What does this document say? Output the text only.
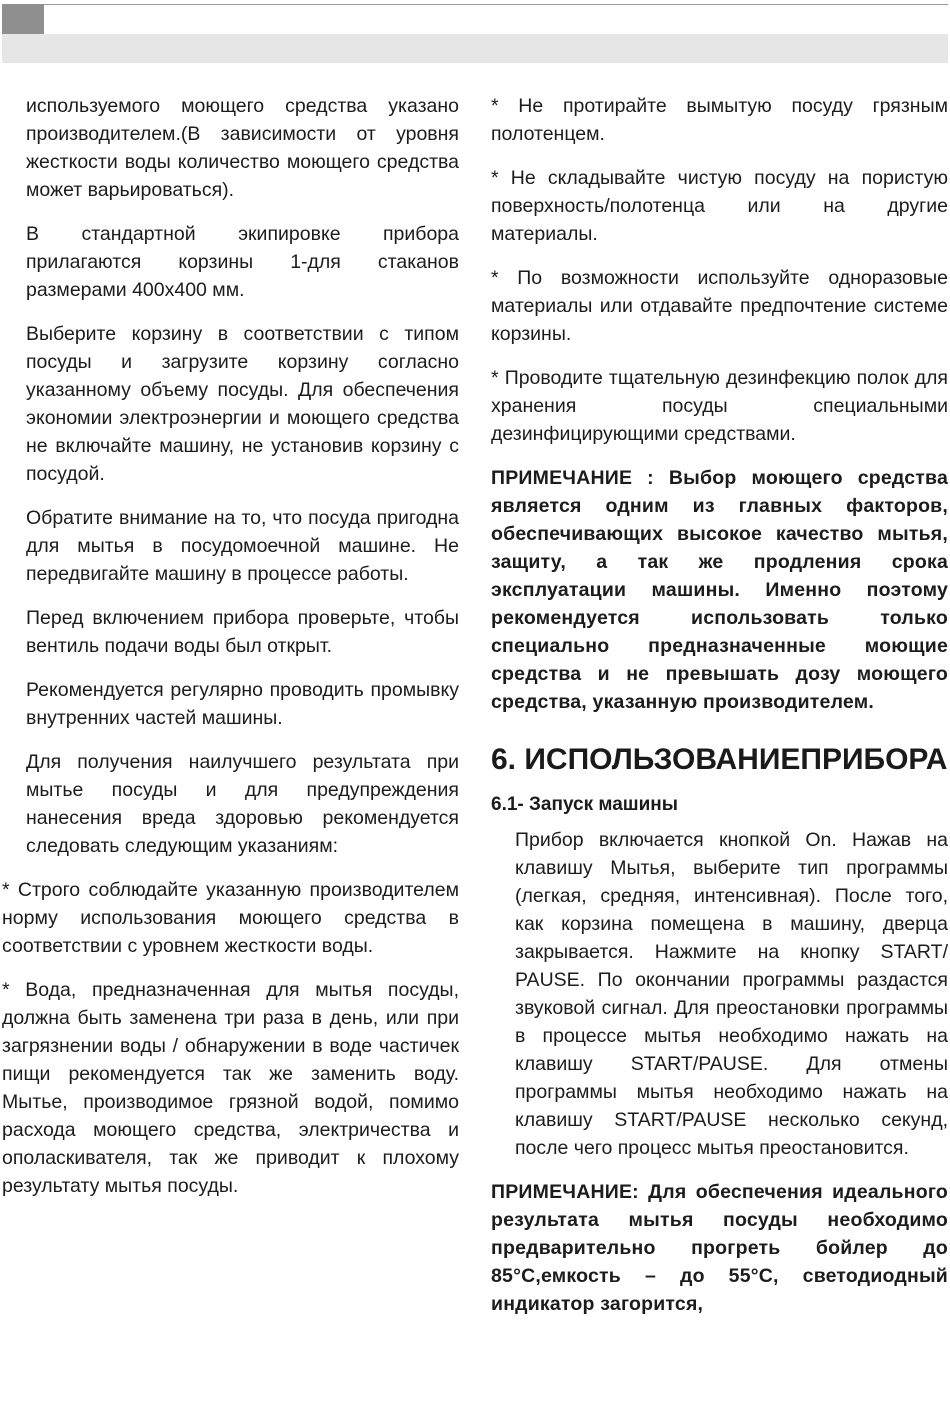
используемого моющего средства указано производителем.(В зависимости от уровня жесткости воды количество моющего средства может варьироваться).

В стандартной экипировке прибора прилагаются корзины 1-для стаканов размерами 400х400 мм.

Выберите корзину в соответствии с типом посуды и загрузите корзину согласно указанному объему посуды. Для обеспечения экономии электроэнергии и моющего средства не включайте машину, не установив корзину с посудой.

Обратите внимание на то, что посуда пригодна для мытья в посудомоечной машине. Не передвигайте машину в процессе работы.

Перед включением прибора проверьте, чтобы вентиль подачи воды был открыт.

Рекомендуется регулярно проводить промывку внутренних частей машины.

Для получения наилучшего результата при мытье посуды и для предупреждения нанесения вреда здоровью рекомендуется следовать следующим указаниям:

* Строго соблюдайте указанную производителем норму использования моющего средства в соответствии с уровнем жесткости воды.

* Вода, предназначенная для мытья посуды, должна быть заменена три раза в день, или при загрязнении воды / обнаружении в воде частичек пищи рекомендуется так же заменить воду. Мытье, производимое грязной водой, помимо расхода моющего средства, электричества и ополаскивателя, так же приводит к плохому результату мытья посуды.

* Не протирайте вымытую посуду грязным полотенцем.

* Не складывайте чистую посуду на пористую поверхность/полотенца или на другие материалы.

* По возможности используйте одноразовые материалы или отдавайте предпочтение системе корзины.

* Проводите тщательную дезинфекцию полок для хранения посуды специальными дезинфицирующими средствами.

ПРИМЕЧАНИЕ : Выбор моющего средства является одним из главных факторов, обеспечивающих высокое качество мытья, защиту, а так же продления срока эксплуатации машины. Именно поэтому рекомендуется использовать только специально предназначенные моющие средства и не превышать дозу моющего средства, указанную производителем.

6. ИСПОЛЬЗОВАНИЕПРИБОРА
6.1- Запуск машины

Прибор включается кнопкой On. Нажав на клавишу Мытья, выберите тип программы (легкая, средняя, интенсивная). После того, как корзина помещена в машину, дверца закрывается. Нажмите на кнопку START/ PAUSE. По окончании программы раздастся звуковой сигнал. Для преостановки программы в процессе мытья необходимо нажать на клавишу START/PAUSE. Для отмены программы мытья необходимо нажать на клавишу START/PAUSE несколько секунд, после чего процесс мытья преостановится.

ПРИМЕЧАНИЕ: Для обеспечения идеального результата мытья посуды необходимо предварительно прогреть бойлер до 85°C,емкость – до 55°C, светодиодный индикатор загорится,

● Exercise description: Copy the records above exactly. The pictures are not part of the copy.

● Answer to the exercise:
What does this document say? Output the text only.
используемого моющего средства указано производителем.(В зависимости от уровня жесткости воды количество моющего средства может варьироваться).

В стандартной экипировке прибора прилагаются корзины 1-для стаканов размерами 400х400 мм.

Выберите корзину в соответствии с типом посуды и загрузите корзину согласно указанному объему посуды. Для обеспечения экономии электроэнергии и моющего средства не включайте машину, не установив корзину с посудой.

Обратите внимание на то, что посуда пригодна для мытья в посудомоечной машине. Не передвигайте машину в процессе работы.

Перед включением прибора проверьте, чтобы вентиль подачи воды был открыт.

Рекомендуется регулярно проводить промывку внутренних частей машины.

Для получения наилучшего результата при мытье посуды и для предупреждения нанесения вреда здоровью рекомендуется следовать следующим указаниям:

* Строго соблюдайте указанную производителем норму использования моющего средства в соответствии с уровнем жесткости воды.

* Вода, предназначенная для мытья посуды, должна быть заменена три раза в день, или при загрязнении воды / обнаружении в воде частичек пищи рекомендуется так же заменить воду. Мытье, производимое грязной водой, помимо расхода моющего средства, электричества и ополаскивателя, так же приводит к плохому результату мытья посуды.

* Не протирайте вымытую посуду грязным полотенцем.

* Не складывайте чистую посуду на пористую поверхность/полотенца или на другие материалы.

* По возможности используйте одноразовые материалы или отдавайте предпочтение системе корзины.

* Проводите тщательную дезинфекцию полок для хранения посуды специальными дезинфицирующими средствами.

ПРИМЕЧАНИЕ : Выбор моющего средства является одним из главных факторов, обеспечивающих высокое качество мытья, защиту, а так же продления срока эксплуатации машины. Именно поэтому рекомендуется использовать только специально предназначенные моющие средства и не превышать дозу моющего средства, указанную производителем.

6. ИСПОЛЬЗОВАНИЕПРИБОРА
6.1- Запуск машины

Прибор включается кнопкой On. Нажав на клавишу Мытья, выберите тип программы (легкая, средняя, интенсивная). После того, как корзина помещена в машину, дверца закрывается. Нажмите на кнопку START/ PAUSE. По окончании программы раздастся звуковой сигнал. Для преостановки программы в процессе мытья необходимо нажать на клавишу START/PAUSE. Для отмены программы мытья необходимо нажать на клавишу START/PAUSE несколько секунд, после чего процесс мытья преостановится.

ПРИМЕЧАНИЕ: Для обеспечения идеального результата мытья посуды необходимо предварительно прогреть бойлер до 85°C,емкость – до 55°C, светодиодный индикатор загорится,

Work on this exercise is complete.